** START LISTED ENTRIES **

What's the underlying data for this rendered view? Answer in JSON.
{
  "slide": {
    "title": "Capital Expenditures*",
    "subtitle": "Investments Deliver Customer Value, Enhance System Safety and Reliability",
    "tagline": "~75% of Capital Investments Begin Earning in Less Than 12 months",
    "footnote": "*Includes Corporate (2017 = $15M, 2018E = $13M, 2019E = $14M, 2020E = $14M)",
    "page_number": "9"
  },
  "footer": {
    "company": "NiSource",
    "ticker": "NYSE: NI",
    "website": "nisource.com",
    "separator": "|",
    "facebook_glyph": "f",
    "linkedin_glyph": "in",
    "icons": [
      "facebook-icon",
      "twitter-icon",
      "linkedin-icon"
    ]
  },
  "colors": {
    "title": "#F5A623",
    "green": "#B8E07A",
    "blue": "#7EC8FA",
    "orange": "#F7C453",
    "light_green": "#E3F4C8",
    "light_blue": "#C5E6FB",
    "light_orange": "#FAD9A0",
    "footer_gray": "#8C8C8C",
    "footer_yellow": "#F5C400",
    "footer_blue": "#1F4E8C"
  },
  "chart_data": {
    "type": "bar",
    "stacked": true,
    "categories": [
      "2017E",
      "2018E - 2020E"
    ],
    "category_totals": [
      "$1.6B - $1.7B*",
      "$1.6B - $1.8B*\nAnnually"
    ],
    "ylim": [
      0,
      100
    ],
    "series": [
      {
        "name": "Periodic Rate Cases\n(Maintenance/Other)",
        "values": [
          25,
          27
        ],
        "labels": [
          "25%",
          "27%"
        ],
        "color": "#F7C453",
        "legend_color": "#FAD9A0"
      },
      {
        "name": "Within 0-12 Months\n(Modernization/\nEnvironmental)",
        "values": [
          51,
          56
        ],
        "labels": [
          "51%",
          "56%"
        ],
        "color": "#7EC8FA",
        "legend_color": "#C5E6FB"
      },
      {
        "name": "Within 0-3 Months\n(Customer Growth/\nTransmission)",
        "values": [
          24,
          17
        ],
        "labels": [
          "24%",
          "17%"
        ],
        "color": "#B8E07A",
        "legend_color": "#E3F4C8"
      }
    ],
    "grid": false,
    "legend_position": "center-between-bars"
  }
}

** END LISTED ENTRIES **
** START LISTED ENTRIES **

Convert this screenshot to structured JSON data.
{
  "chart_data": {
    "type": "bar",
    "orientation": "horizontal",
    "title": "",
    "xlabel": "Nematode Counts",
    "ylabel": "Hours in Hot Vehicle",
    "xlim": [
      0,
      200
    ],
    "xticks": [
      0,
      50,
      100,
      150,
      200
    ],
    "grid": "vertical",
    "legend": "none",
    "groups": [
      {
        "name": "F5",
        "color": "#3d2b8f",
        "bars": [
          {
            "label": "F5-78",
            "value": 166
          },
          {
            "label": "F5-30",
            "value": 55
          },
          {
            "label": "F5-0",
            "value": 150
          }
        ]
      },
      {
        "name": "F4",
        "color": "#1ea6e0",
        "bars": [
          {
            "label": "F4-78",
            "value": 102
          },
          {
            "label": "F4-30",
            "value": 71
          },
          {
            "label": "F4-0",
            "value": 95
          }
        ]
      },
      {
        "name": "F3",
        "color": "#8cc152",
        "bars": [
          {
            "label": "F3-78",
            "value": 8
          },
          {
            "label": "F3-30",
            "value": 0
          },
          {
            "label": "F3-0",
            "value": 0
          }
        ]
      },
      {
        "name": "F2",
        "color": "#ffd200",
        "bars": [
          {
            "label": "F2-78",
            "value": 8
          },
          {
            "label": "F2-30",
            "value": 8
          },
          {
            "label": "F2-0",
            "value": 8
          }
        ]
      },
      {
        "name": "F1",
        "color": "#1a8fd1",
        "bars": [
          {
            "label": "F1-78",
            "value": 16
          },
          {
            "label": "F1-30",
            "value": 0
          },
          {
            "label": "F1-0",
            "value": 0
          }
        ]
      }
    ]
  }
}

** END LISTED ENTRIES **

BRIEF =>
Make a list of all lines in the data that contain "Within".

REPLY TO THE TASK =>
        "name": "Within 0-12 Months\n(Modernization/\nEnvironmental)",
        "name": "Within 0-3 Months\n(Customer Growth/\nTransmission)",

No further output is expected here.